(Layout coordinate data)
# # #

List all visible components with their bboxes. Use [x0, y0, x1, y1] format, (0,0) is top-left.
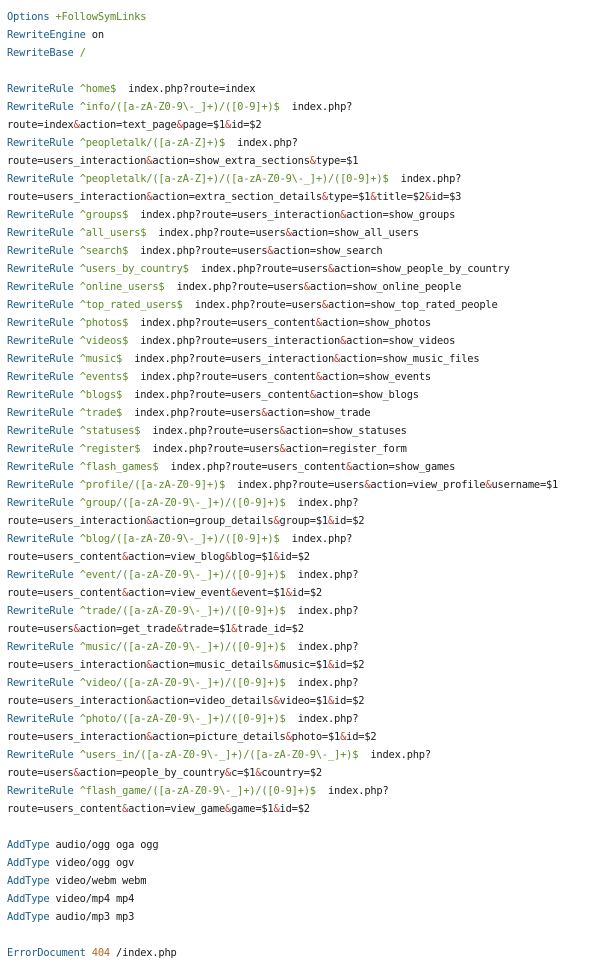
regex-pattern: ^search$ [79, 245, 129, 257]
code-text: action=picture_details [152, 731, 286, 743]
regex-pattern: ^event/([a-zA-Z0-9\-_]+)/([0-9]+)$ [79, 569, 286, 581]
ampersand-separator: & [231, 623, 238, 635]
code-text: blog=$1 [231, 551, 274, 563]
ampersand-separator: & [485, 479, 492, 491]
code-line [7, 314, 558, 332]
directive-keyword: RewriteRule [7, 713, 74, 725]
ampersand-separator: & [364, 479, 371, 491]
code-text: group=$1 [279, 515, 328, 527]
code-text: route=users [7, 767, 74, 779]
code-line [7, 692, 558, 710]
code-line [7, 98, 558, 116]
code-text: index.php? [285, 677, 359, 689]
code-line [7, 656, 558, 674]
code-line [7, 242, 558, 260]
regex-pattern: ^info/([a-zA-Z0-9\-_]+)/([0-9]+)$ [79, 101, 280, 113]
code-line [7, 530, 558, 548]
code-line [7, 710, 558, 728]
regex-pattern: ^users_by_country$ [79, 263, 189, 275]
directive-keyword: RewriteBase [7, 47, 74, 59]
code-text: action=show_photos [321, 317, 431, 329]
directive-keyword: RewriteRule [7, 533, 74, 545]
directive-keyword: RewriteRule [7, 227, 74, 239]
directive-keyword: RewriteRule [7, 443, 74, 455]
code-line [7, 620, 558, 638]
code-text: game=$1 [231, 803, 274, 815]
code-line [7, 800, 558, 818]
code-text: route=users_interaction [7, 515, 147, 527]
directive-keyword: RewriteRule [7, 641, 74, 653]
ampersand-separator: & [327, 515, 335, 527]
code-text: route=users_interaction [7, 191, 147, 203]
blank-line [7, 926, 558, 944]
code-line [7, 458, 558, 476]
code-text: type=$1 [315, 155, 359, 167]
ampersand-separator: & [146, 515, 153, 527]
code-text: event=$1 [237, 587, 286, 599]
ampersand-separator: & [309, 155, 316, 167]
code-text: index.php?route=users [140, 425, 280, 437]
code-line [7, 782, 558, 800]
ampersand-separator: & [146, 731, 153, 743]
code-line [7, 332, 558, 350]
code-line [7, 116, 558, 134]
code-line [7, 890, 558, 908]
ampersand-separator: & [73, 767, 80, 779]
code-text: action=show_groups [346, 209, 456, 221]
directive-keyword: RewriteRule [7, 281, 74, 293]
code-text: id=$2 [334, 515, 365, 527]
code-text: index.php?route=users [182, 299, 322, 311]
code-line [7, 728, 558, 746]
regex-pattern: ^group/([a-zA-Z0-9\-_]+)/([0-9]+)$ [79, 497, 286, 509]
code-line [7, 224, 558, 242]
code-text: action=show_trade [267, 407, 371, 419]
ampersand-separator: & [225, 767, 232, 779]
directive-keyword: RewriteRule [7, 389, 74, 401]
regex-pattern: ^music$ [79, 353, 123, 365]
code-text: index.php?route=users [128, 245, 268, 257]
regex-pattern: +FollowSymLinks [55, 11, 147, 23]
regex-pattern: ^users_in/([a-zA-Z0-9\-_]+)/([a-zA-Z0-9\-_]+)$ [79, 749, 359, 761]
code-text: photo=$1 [291, 731, 341, 743]
code-line [7, 494, 558, 512]
code-text: on [85, 29, 104, 41]
code-line [7, 836, 558, 854]
code-text: route=users [7, 623, 74, 635]
code-text: index.php?route=users [188, 263, 328, 275]
code-text: index.php? [279, 533, 353, 545]
ampersand-separator: & [225, 803, 232, 815]
code-text: id=$2 [279, 551, 310, 563]
regex-pattern: ^photo/([a-zA-Z0-9\-_]+)/([0-9]+)$ [79, 713, 286, 725]
code-text: action=group_details [152, 515, 274, 527]
code-text: action=view_game [128, 803, 226, 815]
ampersand-separator: & [176, 623, 183, 635]
ampersand-separator: & [370, 191, 377, 203]
code-text: index.php?route=users_interaction [128, 209, 341, 221]
code-text: action=text_page [79, 119, 177, 131]
code-text: index.php?route=users_interaction [122, 353, 335, 365]
code-text: index.php?route=users [140, 443, 280, 455]
code-line [7, 278, 558, 296]
ampersand-separator: & [261, 407, 268, 419]
ampersand-separator: & [279, 425, 286, 437]
code-text: action=people_by_country [79, 767, 226, 779]
code-line [7, 674, 558, 692]
regex-pattern: ^blogs$ [79, 389, 123, 401]
code-text: route=users_interaction [7, 155, 147, 167]
code-text: action=show_top_rated_people [327, 299, 498, 311]
code-text: index.php? [285, 497, 359, 509]
code-text: index.php? [285, 713, 359, 725]
code-text: index.php?route=users [146, 227, 286, 239]
code-text: audio/ogg oga ogg [49, 839, 159, 851]
ampersand-separator: & [225, 119, 232, 131]
code-text: id=$2 [231, 119, 262, 131]
ampersand-separator: & [255, 767, 262, 779]
code-text: route=users_content [7, 803, 123, 815]
code-line [7, 404, 558, 422]
code-line [7, 854, 558, 872]
code-text: action=view_profile [370, 479, 486, 491]
ampersand-separator: & [327, 659, 335, 671]
code-text: index.php?route=users [225, 479, 365, 491]
regex-pattern: ^groups$ [79, 209, 129, 221]
directive-keyword: RewriteRule [7, 749, 74, 761]
regex-pattern: ^video/([a-zA-Z0-9\-_]+)/([0-9]+)$ [79, 677, 286, 689]
directive-keyword: AddType [7, 875, 50, 887]
ampersand-separator: & [176, 119, 183, 131]
code-text: index.php?route=users_content [128, 317, 316, 329]
directive-keyword: AddType [7, 839, 50, 851]
code-line [7, 170, 558, 188]
ampersand-separator: & [303, 281, 310, 293]
ampersand-separator: & [273, 515, 280, 527]
directive-keyword: ErrorDocument [7, 947, 86, 959]
ampersand-separator: & [273, 551, 280, 563]
code-text: action=show_statuses [285, 425, 407, 437]
ampersand-separator: & [285, 227, 292, 239]
ampersand-separator: & [73, 119, 80, 131]
code-text: id=$2 [279, 803, 310, 815]
code-line [7, 440, 558, 458]
code-text: action=show_videos [346, 335, 456, 347]
code-text: video/ogg ogv [49, 857, 135, 869]
code-text: id=$3 [430, 191, 462, 203]
ampersand-separator: & [225, 551, 232, 563]
code-text: action=show_blogs [315, 389, 419, 401]
code-text: action=show_online_people [309, 281, 462, 293]
ampersand-separator: & [146, 695, 153, 707]
code-text: route=index [7, 119, 74, 131]
ampersand-separator: & [315, 317, 322, 329]
directive-keyword: RewriteRule [7, 173, 74, 185]
code-text: action=register_form [285, 443, 407, 455]
code-text: action=get_trade [79, 623, 177, 635]
code-text: /index.php [109, 947, 177, 959]
code-line [7, 152, 558, 170]
code-text: index.php? [285, 569, 359, 581]
code-line [7, 260, 558, 278]
code-line [7, 26, 558, 44]
directive-keyword: RewriteRule [7, 263, 74, 275]
code-text: action=show_music_files [340, 353, 480, 365]
code-text: action=show_events [321, 371, 431, 383]
code-text: action=show_games [352, 461, 456, 473]
code-line [7, 422, 558, 440]
ampersand-separator: & [273, 803, 280, 815]
code-line [7, 134, 558, 152]
ampersand-separator: & [309, 389, 316, 401]
code-text: type=$1 [327, 191, 371, 203]
regex-pattern: ^blog/([a-zA-Z0-9\-_]+)/([0-9]+)$ [79, 533, 280, 545]
code-text: action=show_all_users [291, 227, 419, 239]
ampersand-separator: & [346, 461, 353, 473]
ampersand-separator: & [279, 443, 286, 455]
code-text: action=view_blog [128, 551, 226, 563]
ampersand-separator: & [122, 803, 129, 815]
regex-pattern: ^music/([a-zA-Z0-9\-_]+)/([0-9]+)$ [79, 641, 286, 653]
code-text: music=$1 [279, 659, 328, 671]
regex-pattern: ^events$ [79, 371, 129, 383]
directive-keyword: RewriteRule [7, 353, 74, 365]
directive-keyword: RewriteRule [7, 209, 74, 221]
code-text: id=$2 [346, 731, 377, 743]
code-text: index.php? [279, 101, 353, 113]
directive-keyword: RewriteRule [7, 461, 74, 473]
ampersand-separator: & [122, 587, 129, 599]
ampersand-separator: & [146, 659, 153, 671]
ampersand-separator: & [285, 731, 292, 743]
regex-pattern: / [79, 47, 86, 59]
ampersand-separator: & [327, 263, 335, 275]
directive-keyword: RewriteRule [7, 569, 74, 581]
ampersand-separator: & [146, 191, 153, 203]
directive-keyword: RewriteRule [7, 335, 74, 347]
regex-pattern: ^register$ [79, 443, 141, 455]
code-text: route=users_interaction [7, 659, 147, 671]
directive-keyword: RewriteRule [7, 299, 74, 311]
code-text: page=$1 [182, 119, 226, 131]
code-text: index.php?route=users [122, 407, 262, 419]
code-line [7, 44, 558, 62]
code-text: route=users_content [7, 551, 123, 563]
directive-keyword: RewriteRule [7, 245, 74, 257]
ampersand-separator: & [267, 245, 274, 257]
code-line [7, 746, 558, 764]
code-line [7, 206, 558, 224]
code-line [7, 602, 558, 620]
code-text: index.php? [315, 785, 389, 797]
code-text: trade_id=$2 [237, 623, 304, 635]
code-line [7, 944, 558, 962]
htaccess-code-block [7, 8, 558, 962]
code-line [7, 476, 558, 494]
code-line [7, 638, 558, 656]
code-line [7, 296, 558, 314]
ampersand-separator: & [285, 587, 292, 599]
code-text: action=extra_section_details [152, 191, 322, 203]
regex-pattern: ^home$ [79, 83, 117, 95]
code-text: username=$1 [491, 479, 559, 491]
code-line [7, 566, 558, 584]
directive-keyword: RewriteRule [7, 479, 74, 491]
code-line [7, 764, 558, 782]
code-text: id=$2 [334, 695, 365, 707]
ampersand-separator: & [146, 155, 153, 167]
directive-keyword: AddType [7, 857, 50, 869]
directive-keyword: RewriteRule [7, 317, 74, 329]
code-text: index.php?route=users_interaction [128, 335, 341, 347]
regex-pattern: ^trade$ [79, 407, 123, 419]
regex-pattern: ^peopletalk/([a-zA-Z]+)$ [79, 137, 226, 149]
code-line [7, 908, 558, 926]
code-text: video/webm webm [49, 875, 147, 887]
ampersand-separator: & [334, 353, 341, 365]
ampersand-separator: & [340, 335, 347, 347]
code-text: video/mp4 mp4 [49, 893, 135, 905]
code-text: id=$2 [334, 659, 365, 671]
blank-line [7, 62, 558, 80]
regex-pattern: ^photos$ [79, 317, 129, 329]
code-text: country=$2 [261, 767, 322, 779]
directive-keyword: RewriteRule [7, 371, 74, 383]
directive-keyword: AddType [7, 893, 50, 905]
code-text: action=show_search [273, 245, 383, 257]
code-line [7, 8, 558, 26]
code-line [7, 872, 558, 890]
code-text: index.php?route=index [116, 83, 256, 95]
ampersand-separator: & [340, 209, 347, 221]
code-text: index.php?route=users_content [128, 371, 316, 383]
code-line [7, 350, 558, 368]
regex-pattern: ^flash_games$ [79, 461, 159, 473]
ampersand-separator: & [273, 695, 280, 707]
code-line [7, 368, 558, 386]
ampersand-separator: & [273, 659, 280, 671]
code-text: video=$1 [279, 695, 328, 707]
directive-keyword: RewriteRule [7, 407, 74, 419]
code-text: index.php? [388, 173, 462, 185]
directive-keyword: AddType [7, 911, 50, 923]
directive-keyword: RewriteRule [7, 785, 74, 797]
directive-keyword: RewriteRule [7, 137, 74, 149]
regex-pattern: ^trade/([a-zA-Z0-9\-_]+)/([0-9]+)$ [79, 605, 286, 617]
regex-pattern: ^videos$ [79, 335, 129, 347]
code-text: id=$2 [291, 587, 322, 599]
directive-keyword: RewriteRule [7, 101, 74, 113]
regex-pattern: ^online_users$ [79, 281, 165, 293]
code-text: index.php? [358, 749, 431, 761]
ampersand-separator: & [321, 191, 328, 203]
directive-keyword: RewriteRule [7, 83, 74, 95]
code-line [7, 386, 558, 404]
code-line [7, 512, 558, 530]
code-text: audio/mp3 mp3 [49, 911, 135, 923]
directive-keyword: RewriteRule [7, 677, 74, 689]
code-text: index.php?route=users_content [158, 461, 347, 473]
ampersand-separator: & [424, 191, 431, 203]
code-text: trade=$1 [182, 623, 232, 635]
directive-keyword: RewriteRule [7, 425, 74, 437]
regex-pattern: ^statuses$ [79, 425, 141, 437]
ampersand-separator: & [231, 587, 238, 599]
ampersand-separator: & [340, 731, 347, 743]
code-text: title=$2 [376, 191, 425, 203]
regex-pattern: ^flash_game/([a-zA-Z0-9\-_]+)/([0-9]+)$ [79, 785, 316, 797]
code-text: index.php? [285, 605, 359, 617]
code-text: index.php?route=users_content [122, 389, 310, 401]
ampersand-separator: & [73, 623, 80, 635]
regex-pattern: ^top_rated_users$ [79, 299, 183, 311]
code-line [7, 188, 558, 206]
code-text: index.php?route=users [164, 281, 304, 293]
code-text: route=users_content [7, 587, 123, 599]
regex-pattern: ^profile/([a-zA-Z0-9]+)$ [79, 479, 226, 491]
ampersand-separator: & [315, 371, 322, 383]
code-text: action=show_extra_sections [152, 155, 310, 167]
directive-keyword: RewriteRule [7, 497, 74, 509]
code-text: c=$1 [231, 767, 256, 779]
code-line [7, 80, 558, 98]
directive-keyword: Options [7, 11, 50, 23]
blank-line [7, 818, 558, 836]
code-text: route=users_interaction [7, 695, 147, 707]
regex-pattern: ^peopletalk/([a-zA-Z]+)/([a-zA-Z0-9\-_]+)/([0-9]+)$ [79, 173, 389, 185]
ampersand-separator: & [327, 695, 335, 707]
code-text: index.php? [225, 137, 298, 149]
directive-keyword: RewriteEngine [7, 29, 86, 41]
code-text: action=music_details [152, 659, 274, 671]
code-text: index.php? [285, 641, 359, 653]
code-text: action=video_details [152, 695, 274, 707]
ampersand-separator: & [321, 299, 328, 311]
regex-pattern: ^all_users$ [79, 227, 147, 239]
code-text: action=show_people_by_country [334, 263, 510, 275]
code-text: action=view_event [128, 587, 232, 599]
directive-keyword: RewriteRule [7, 605, 74, 617]
code-line [7, 584, 558, 602]
code-line [7, 548, 558, 566]
status-code: 404 [91, 947, 110, 959]
ampersand-separator: & [122, 551, 129, 563]
code-text: route=users_interaction [7, 731, 147, 743]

# # #

# TASK GOAL:
Could you copy out, unchanged, the stretch of the data that opens with the line containing "regex-pattern: ^search$ [79, 245, 129, 257]" and closes with the line containing "code-text: event=$1 [237, 587, 286, 599]", including both of those lines?

# EXERCISE RESPONSE:
regex-pattern: ^search$ [79, 245, 129, 257]
code-text: action=picture_details [152, 731, 286, 743]
regex-pattern: ^event/([a-zA-Z0-9\-_]+)/([0-9]+)$ [79, 569, 286, 581]
ampersand-separator: & [231, 623, 238, 635]
code-text: blog=$1 [231, 551, 274, 563]
ampersand-separator: & [485, 479, 492, 491]
code-line [7, 314, 558, 332]
directive-keyword: RewriteRule [7, 713, 74, 725]
ampersand-separator: & [364, 479, 371, 491]
code-text: group=$1 [279, 515, 328, 527]
code-text: route=users [7, 767, 74, 779]
code-line [7, 692, 558, 710]
code-line [7, 98, 558, 116]
code-text: index.php? [285, 677, 359, 689]
code-line [7, 656, 558, 674]
code-line [7, 242, 558, 260]
regex-pattern: ^info/([a-zA-Z0-9\-_]+)/([0-9]+)$ [79, 101, 280, 113]
code-line [7, 530, 558, 548]
code-line [7, 710, 558, 728]
regex-pattern: ^users_by_country$ [79, 263, 189, 275]
directive-keyword: RewriteBase [7, 47, 74, 59]
code-text: action=show_photos [321, 317, 431, 329]
directive-keyword: RewriteRule [7, 533, 74, 545]
directive-keyword: RewriteRule [7, 227, 74, 239]
directive-keyword: RewriteRule [7, 443, 74, 455]
code-line [7, 620, 558, 638]
code-text: game=$1 [231, 803, 274, 815]
code-line [7, 800, 558, 818]
code-text: route=users_interaction [7, 515, 147, 527]
directive-keyword: RewriteRule [7, 641, 74, 653]
ampersand-separator: & [327, 515, 335, 527]
code-text: route=users_interaction [7, 191, 147, 203]
blank-line [7, 926, 558, 944]
code-line [7, 458, 558, 476]
code-text: type=$1 [315, 155, 359, 167]
ampersand-separator: & [146, 515, 153, 527]
code-text: event=$1 [237, 587, 286, 599]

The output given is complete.